▸ What the exercise asks: Quote, verbatim, all material below, without pictures.

▸ Dataset records:
——————————

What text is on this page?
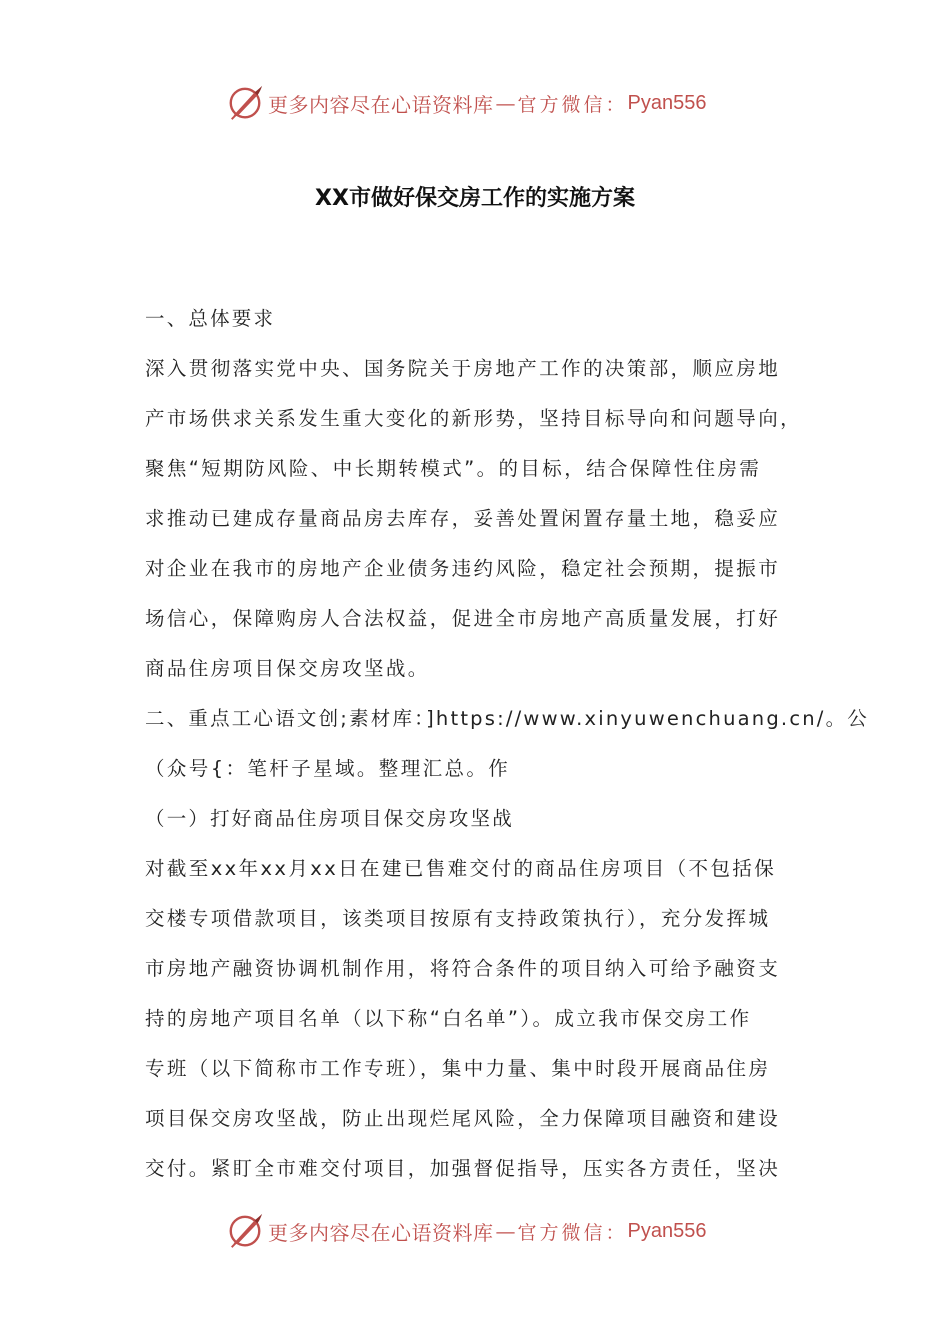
更多内容尽在心语资料库 — 官方微信： Pyan556
XX市做好保交房工作的实施方案
一、总体要求
深入贯彻落实党中央、国务院关于房地产工作的决策部，顺应房地
产市场供求关系发生重大变化的新形势，坚持目标导向和问题导向，
聚焦“短期防风险、中长期转模式”。的目标，结合保障性住房需
求推动已建成存量商品房去库存，妥善处置闲置存量土地，稳妥应
对企业在我市的房地产企业债务违约风险，稳定社会预期，提振市
场信心，保障购房人合法权益，促进全市房地产高质量发展，打好
商品住房项目保交房攻坚战。
二、重点工心语文创;素材库：]https://www.xinyuwenchuang.cn/。公
（众号{：笔杆子星域。整理汇总。作
（一）打好商品住房项目保交房攻坚战
对截至xx年xx月xx日在建已售难交付的商品住房项目（不包括保
交楼专项借款项目，该类项目按原有支持政策执行），充分发挥城
市房地产融资协调机制作用，将符合条件的项目纳入可给予融资支
持的房地产项目名单（以下称“白名单”）。成立我市保交房工作
专班（以下简称市工作专班），集中力量、集中时段开展商品住房
项目保交房攻坚战，防止出现烂尾风险，全力保障项目融资和建设
交付。紧盯全市难交付项目，加强督促指导，压实各方责任，坚决
更多内容尽在心语资料库 — 官方微信： Pyan556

——————————

▸ Solution below:
What text is on this page?
更多内容尽在心语资料库 — 官方微信： Pyan556
XX市做好保交房工作的实施方案
一、总体要求
深入贯彻落实党中央、国务院关于房地产工作的决策部，顺应房地
产市场供求关系发生重大变化的新形势，坚持目标导向和问题导向，
聚焦“短期防风险、中长期转模式”。的目标，结合保障性住房需
求推动已建成存量商品房去库存，妥善处置闲置存量土地，稳妥应
对企业在我市的房地产企业债务违约风险，稳定社会预期，提振市
场信心，保障购房人合法权益，促进全市房地产高质量发展，打好
商品住房项目保交房攻坚战。
二、重点工心语文创;素材库：]https://www.xinyuwenchuang.cn/。公
（众号{：笔杆子星域。整理汇总。作
（一）打好商品住房项目保交房攻坚战
对截至xx年xx月xx日在建已售难交付的商品住房项目（不包括保
交楼专项借款项目，该类项目按原有支持政策执行），充分发挥城
市房地产融资协调机制作用，将符合条件的项目纳入可给予融资支
持的房地产项目名单（以下称“白名单”）。成立我市保交房工作
专班（以下简称市工作专班），集中力量、集中时段开展商品住房
项目保交房攻坚战，防止出现烂尾风险，全力保障项目融资和建设
交付。紧盯全市难交付项目，加强督促指导，压实各方责任，坚决
更多内容尽在心语资料库 — 官方微信： Pyan556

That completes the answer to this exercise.